- Task: Using the data below, gather each line that includes the word "Gottheit".

- Extracted data entries:
>> begin
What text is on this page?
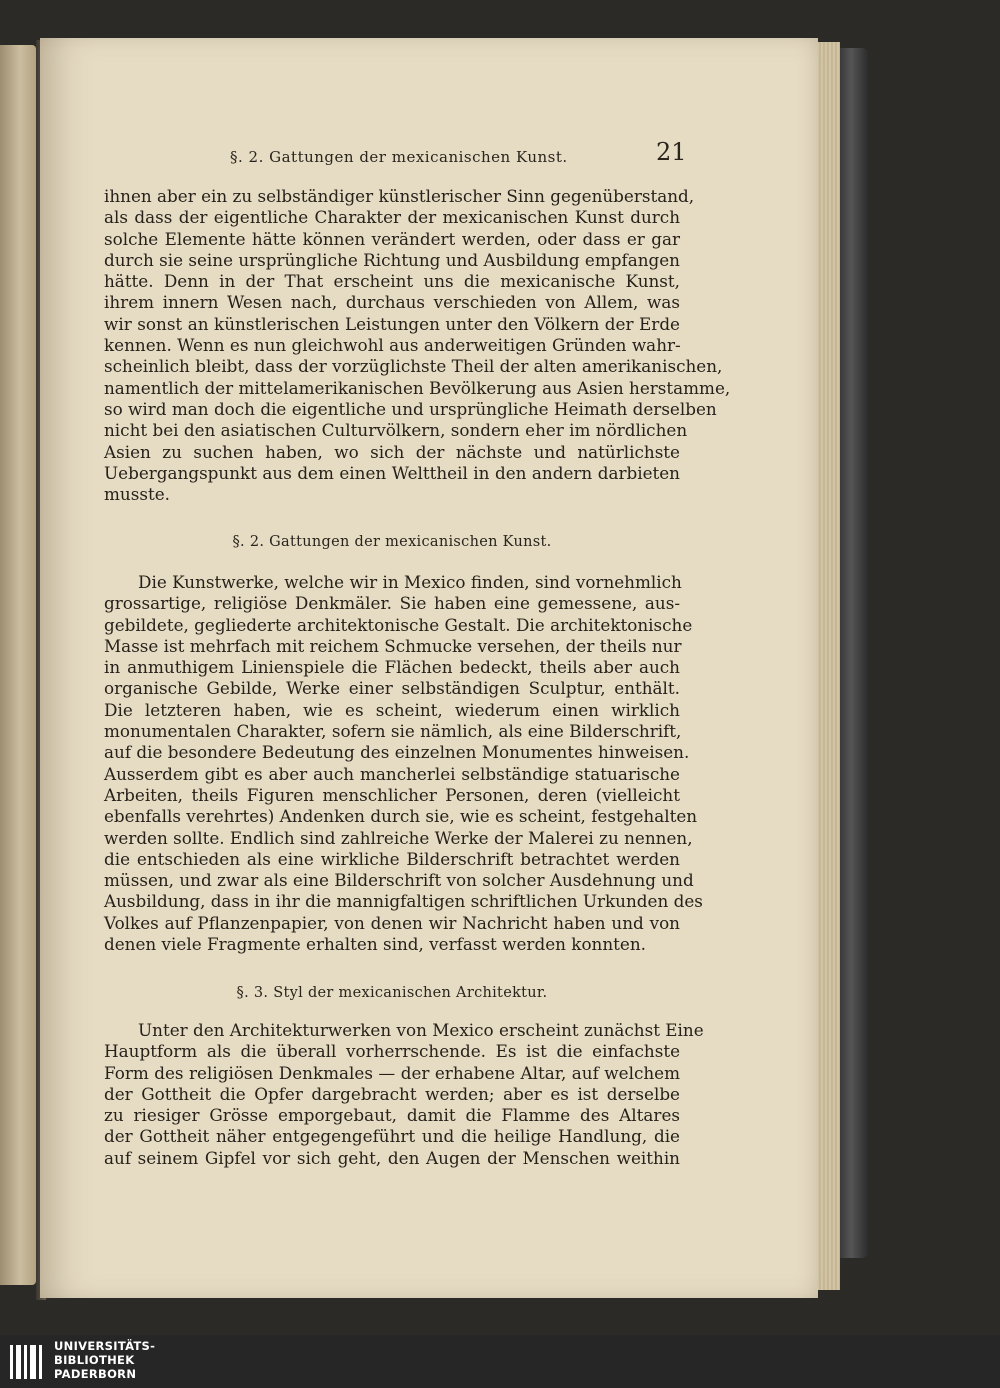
§. 2. Gattungen der mexicanischen Kunst.	21
ihnen aber ein zu selbständiger künstlerischer Sinn gegenüberstand,
als dass der eigentliche Charakter der mexicanischen Kunst durch
solche Elemente hätte können verändert werden, oder dass er gar
durch sie seine ursprüngliche Richtung und Ausbildung empfangen
hätte. Denn in der That erscheint uns die mexicanische Kunst,
ihrem innern Wesen nach, durchaus verschieden von Allem, was
wir sonst an künstlerischen Leistungen unter den Völkern der Erde
kennen. Wenn es nun gleichwohl aus anderweitigen Gründen wahr-
scheinlich bleibt, dass der vorzüglichste Theil der alten amerikanischen,
namentlich der mittelamerikanischen Bevölkerung aus Asien herstamme,
so wird man doch die eigentliche und ursprüngliche Heimath derselben
nicht bei den asiatischen Culturvölkern, sondern eher im nördlichen
Asien zu suchen haben, wo sich der nächste und natürlichste
Uebergangspunkt aus dem einen Welttheil in den andern darbieten
musste.
§. 2. Gattungen der mexicanischen Kunst.
Die Kunstwerke, welche wir in Mexico finden, sind vornehmlich
grossartige, religiöse Denkmäler. Sie haben eine gemessene, aus-
gebildete, gegliederte architektonische Gestalt. Die architektonische
Masse ist mehrfach mit reichem Schmucke versehen, der theils nur
in anmuthigem Linienspiele die Flächen bedeckt, theils aber auch
organische Gebilde, Werke einer selbständigen Sculptur, enthält.
Die letzteren haben, wie es scheint, wiederum einen wirklich
monumentalen Charakter, sofern sie nämlich, als eine Bilderschrift,
auf die besondere Bedeutung des einzelnen Monumentes hinweisen.
Ausserdem gibt es aber auch mancherlei selbständige statuarische
Arbeiten, theils Figuren menschlicher Personen, deren (vielleicht
ebenfalls verehrtes) Andenken durch sie, wie es scheint, festgehalten
werden sollte. Endlich sind zahlreiche Werke der Malerei zu nennen,
die entschieden als eine wirkliche Bilderschrift betrachtet werden
müssen, und zwar als eine Bilderschrift von solcher Ausdehnung und
Ausbildung, dass in ihr die mannigfaltigen schriftlichen Urkunden des
Volkes auf Pflanzenpapier, von denen wir Nachricht haben und von
denen viele Fragmente erhalten sind, verfasst werden konnten.
§. 3. Styl der mexicanischen Architektur.
Unter den Architekturwerken von Mexico erscheint zunächst Eine
Hauptform als die überall vorherrschende. Es ist die einfachste
Form des religiösen Denkmales — der erhabene Altar, auf welchem
der Gottheit die Opfer dargebracht werden; aber es ist derselbe
zu riesiger Grösse emporgebaut, damit die Flamme des Altares
der Gottheit näher entgegengeführt und die heilige Handlung, die
auf seinem Gipfel vor sich geht, den Augen der Menschen weithin
UNIVERSITÄTS-
BIBLIOTHEK
PADERBORN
>> end
- Task answer:
der Gottheit die Opfer dargebracht werden; aber es ist derselbe
der Gottheit näher entgegengeführt und die heilige Handlung, die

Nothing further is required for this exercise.